**WHAT IS EXPECTED:** All the records that follow need to be reproduced exactly. Omit the images.
--
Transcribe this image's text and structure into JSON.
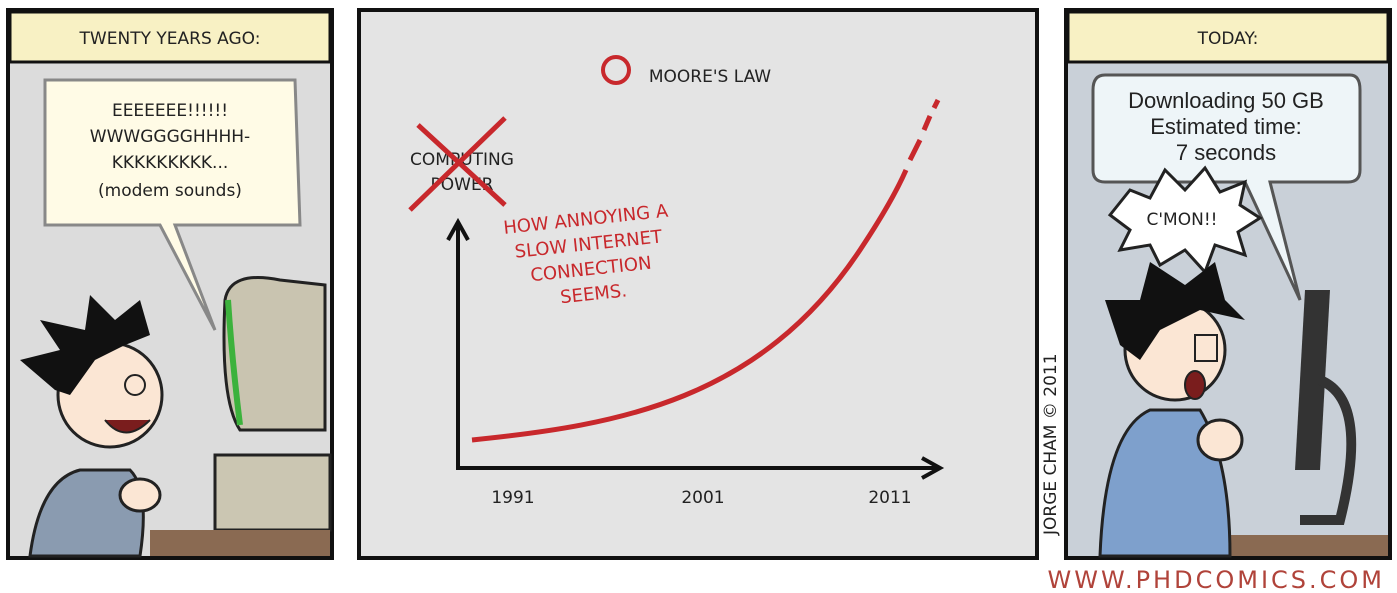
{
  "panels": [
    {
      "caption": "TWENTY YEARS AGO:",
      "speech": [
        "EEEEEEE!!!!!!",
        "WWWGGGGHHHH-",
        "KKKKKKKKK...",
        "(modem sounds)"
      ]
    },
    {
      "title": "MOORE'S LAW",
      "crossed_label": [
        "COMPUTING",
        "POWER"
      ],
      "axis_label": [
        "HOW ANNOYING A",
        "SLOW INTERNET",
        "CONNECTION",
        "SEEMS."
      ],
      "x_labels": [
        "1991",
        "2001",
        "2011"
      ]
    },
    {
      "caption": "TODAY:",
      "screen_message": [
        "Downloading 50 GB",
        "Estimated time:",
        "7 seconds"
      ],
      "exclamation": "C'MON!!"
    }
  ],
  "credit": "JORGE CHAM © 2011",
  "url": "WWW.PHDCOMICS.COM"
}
--
**THE OUTPUT:**
Transcribe this image's text and structure into JSON.
{
  "panels": [
    {
      "caption": "TWENTY YEARS AGO:",
      "speech": [
        "EEEEEEE!!!!!!",
        "WWWGGGGHHHH-",
        "KKKKKKKKK...",
        "(modem sounds)"
      ]
    },
    {
      "title": "MOORE'S LAW",
      "crossed_label": [
        "COMPUTING",
        "POWER"
      ],
      "axis_label": [
        "HOW ANNOYING A",
        "SLOW INTERNET",
        "CONNECTION",
        "SEEMS."
      ],
      "x_labels": [
        "1991",
        "2001",
        "2011"
      ]
    },
    {
      "caption": "TODAY:",
      "screen_message": [
        "Downloading 50 GB",
        "Estimated time:",
        "7 seconds"
      ],
      "exclamation": "C'MON!!"
    }
  ],
  "credit": "JORGE CHAM © 2011",
  "url": "WWW.PHDCOMICS.COM"
}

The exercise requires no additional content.